-- Start --
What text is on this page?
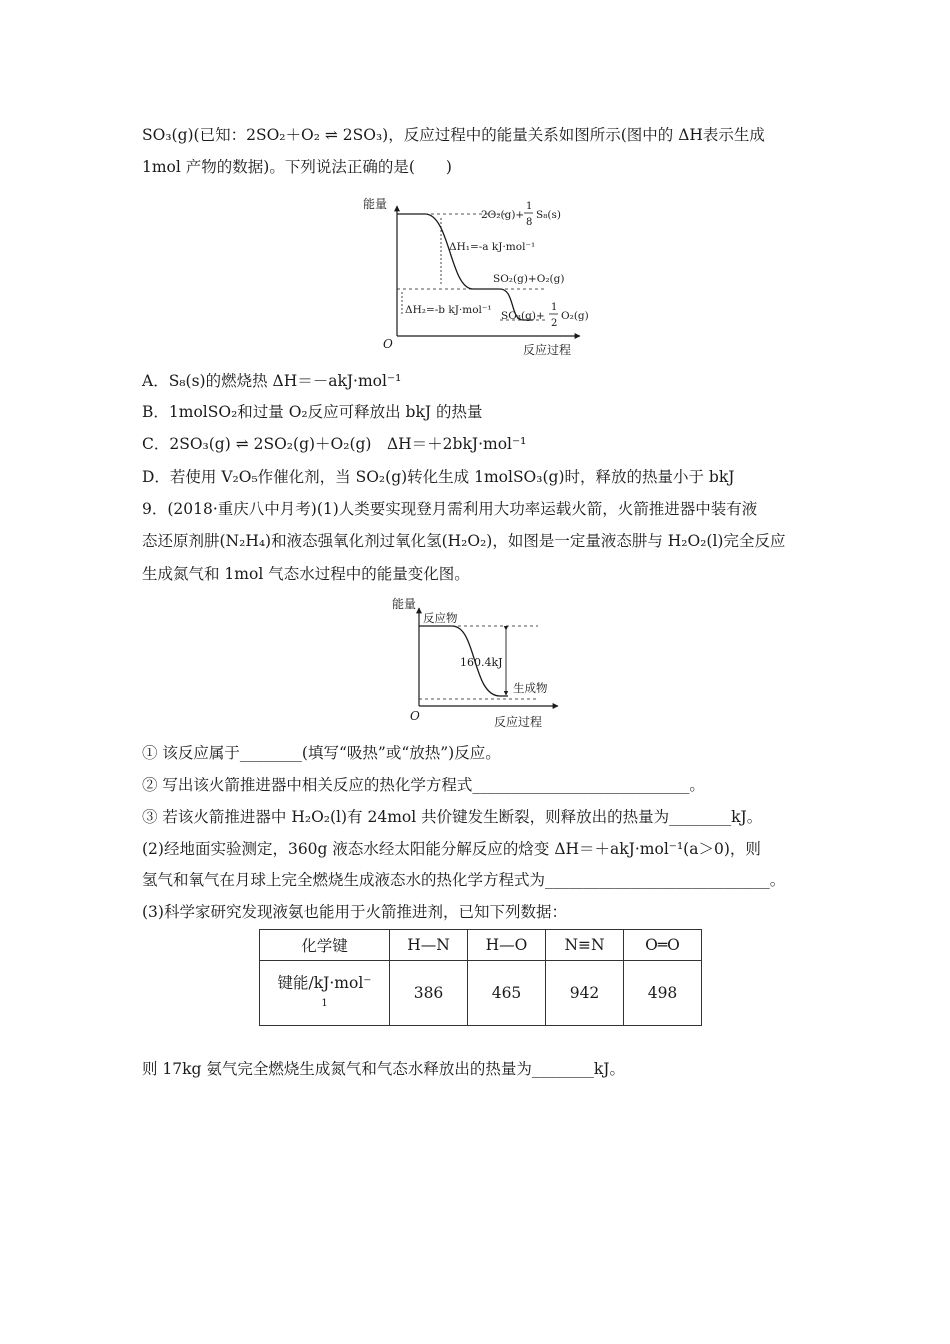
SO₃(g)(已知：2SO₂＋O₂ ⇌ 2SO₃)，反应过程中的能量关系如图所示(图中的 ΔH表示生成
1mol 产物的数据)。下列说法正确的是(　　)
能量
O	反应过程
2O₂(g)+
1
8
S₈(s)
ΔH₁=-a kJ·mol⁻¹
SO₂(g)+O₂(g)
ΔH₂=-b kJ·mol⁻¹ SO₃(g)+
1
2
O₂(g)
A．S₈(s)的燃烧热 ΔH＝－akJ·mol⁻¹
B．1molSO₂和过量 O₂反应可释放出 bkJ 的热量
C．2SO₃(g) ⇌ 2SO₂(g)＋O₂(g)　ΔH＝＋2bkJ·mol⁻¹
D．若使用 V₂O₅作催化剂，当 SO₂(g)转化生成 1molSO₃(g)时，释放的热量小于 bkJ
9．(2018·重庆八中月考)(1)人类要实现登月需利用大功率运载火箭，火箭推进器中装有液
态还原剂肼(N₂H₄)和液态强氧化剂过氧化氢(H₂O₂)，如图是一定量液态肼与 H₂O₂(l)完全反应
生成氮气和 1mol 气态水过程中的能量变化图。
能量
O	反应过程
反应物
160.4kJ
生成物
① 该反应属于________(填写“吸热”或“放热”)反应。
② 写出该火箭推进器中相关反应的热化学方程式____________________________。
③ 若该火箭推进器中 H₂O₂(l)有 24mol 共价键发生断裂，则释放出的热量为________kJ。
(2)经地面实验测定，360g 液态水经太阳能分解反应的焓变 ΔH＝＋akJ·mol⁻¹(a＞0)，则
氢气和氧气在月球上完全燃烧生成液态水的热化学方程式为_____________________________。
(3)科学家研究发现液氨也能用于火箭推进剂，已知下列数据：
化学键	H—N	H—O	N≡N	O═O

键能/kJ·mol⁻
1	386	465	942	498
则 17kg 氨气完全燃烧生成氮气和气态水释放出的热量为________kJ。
-- End --
-- Start --
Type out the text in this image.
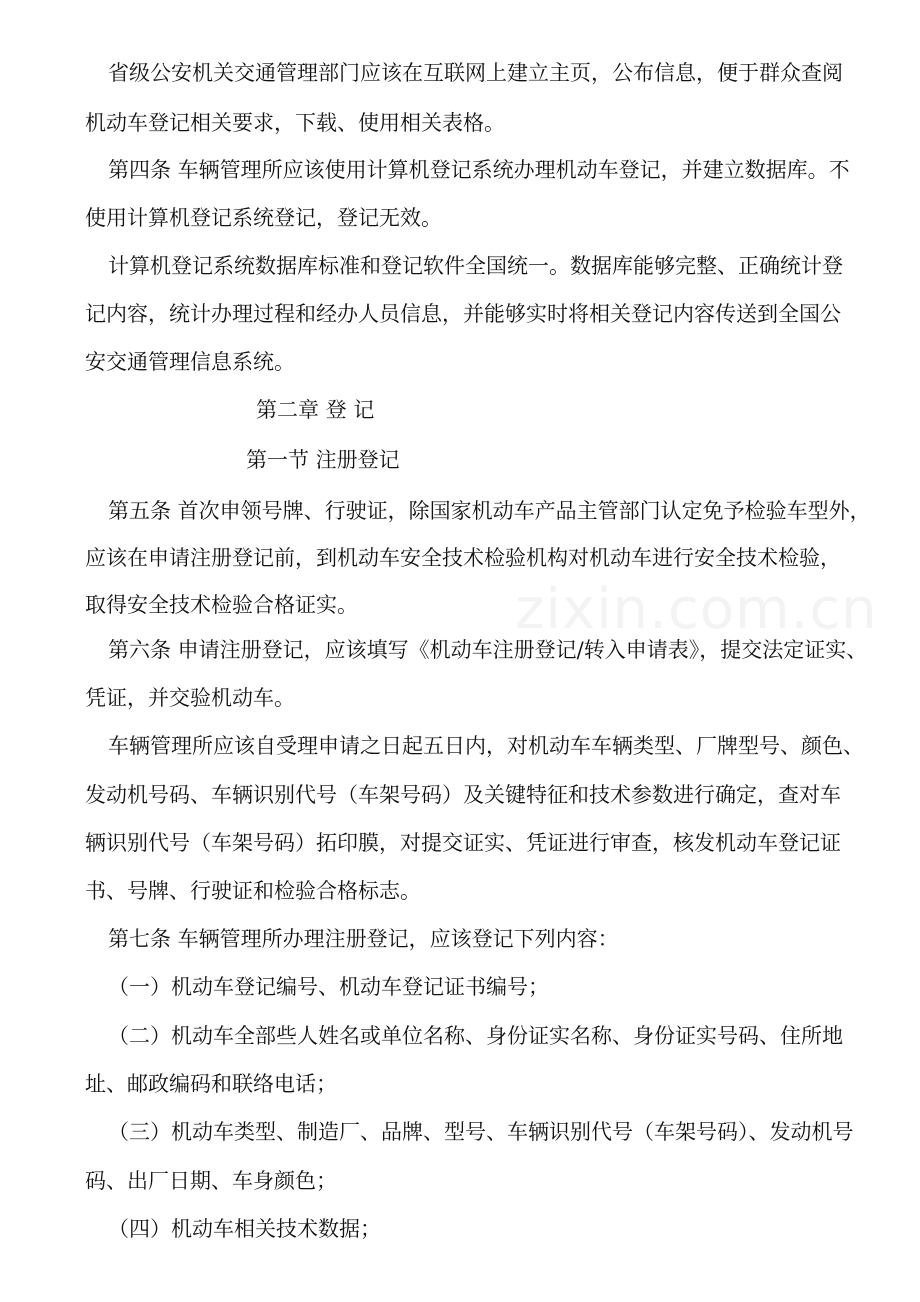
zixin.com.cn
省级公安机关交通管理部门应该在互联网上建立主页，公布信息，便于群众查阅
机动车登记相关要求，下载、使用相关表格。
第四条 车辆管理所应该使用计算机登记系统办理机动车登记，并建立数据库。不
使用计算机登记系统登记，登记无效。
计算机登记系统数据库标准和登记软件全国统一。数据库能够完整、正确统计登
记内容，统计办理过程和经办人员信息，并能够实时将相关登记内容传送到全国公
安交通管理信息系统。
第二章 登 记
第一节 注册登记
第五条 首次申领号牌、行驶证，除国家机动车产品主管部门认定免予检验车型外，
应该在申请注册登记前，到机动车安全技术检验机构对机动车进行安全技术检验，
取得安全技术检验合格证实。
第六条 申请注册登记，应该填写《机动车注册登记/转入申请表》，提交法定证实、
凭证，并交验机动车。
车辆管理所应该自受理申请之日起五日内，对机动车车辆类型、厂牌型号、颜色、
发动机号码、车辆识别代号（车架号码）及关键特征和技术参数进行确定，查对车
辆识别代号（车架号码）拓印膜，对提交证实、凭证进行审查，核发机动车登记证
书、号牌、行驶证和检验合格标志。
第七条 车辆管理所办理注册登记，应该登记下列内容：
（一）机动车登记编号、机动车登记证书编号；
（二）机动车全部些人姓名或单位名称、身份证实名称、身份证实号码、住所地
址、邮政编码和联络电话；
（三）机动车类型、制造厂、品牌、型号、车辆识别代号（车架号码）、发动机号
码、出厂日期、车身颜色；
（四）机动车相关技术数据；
-- End --
Task requirements: Gather each line from the listing above that holds "车架号码".

Written answer:
发动机号码、车辆识别代号（车架号码）及关键特征和技术参数进行确定，查对车
辆识别代号（车架号码）拓印膜，对提交证实、凭证进行审查，核发机动车登记证
（三）机动车类型、制造厂、品牌、型号、车辆识别代号（车架号码）、发动机号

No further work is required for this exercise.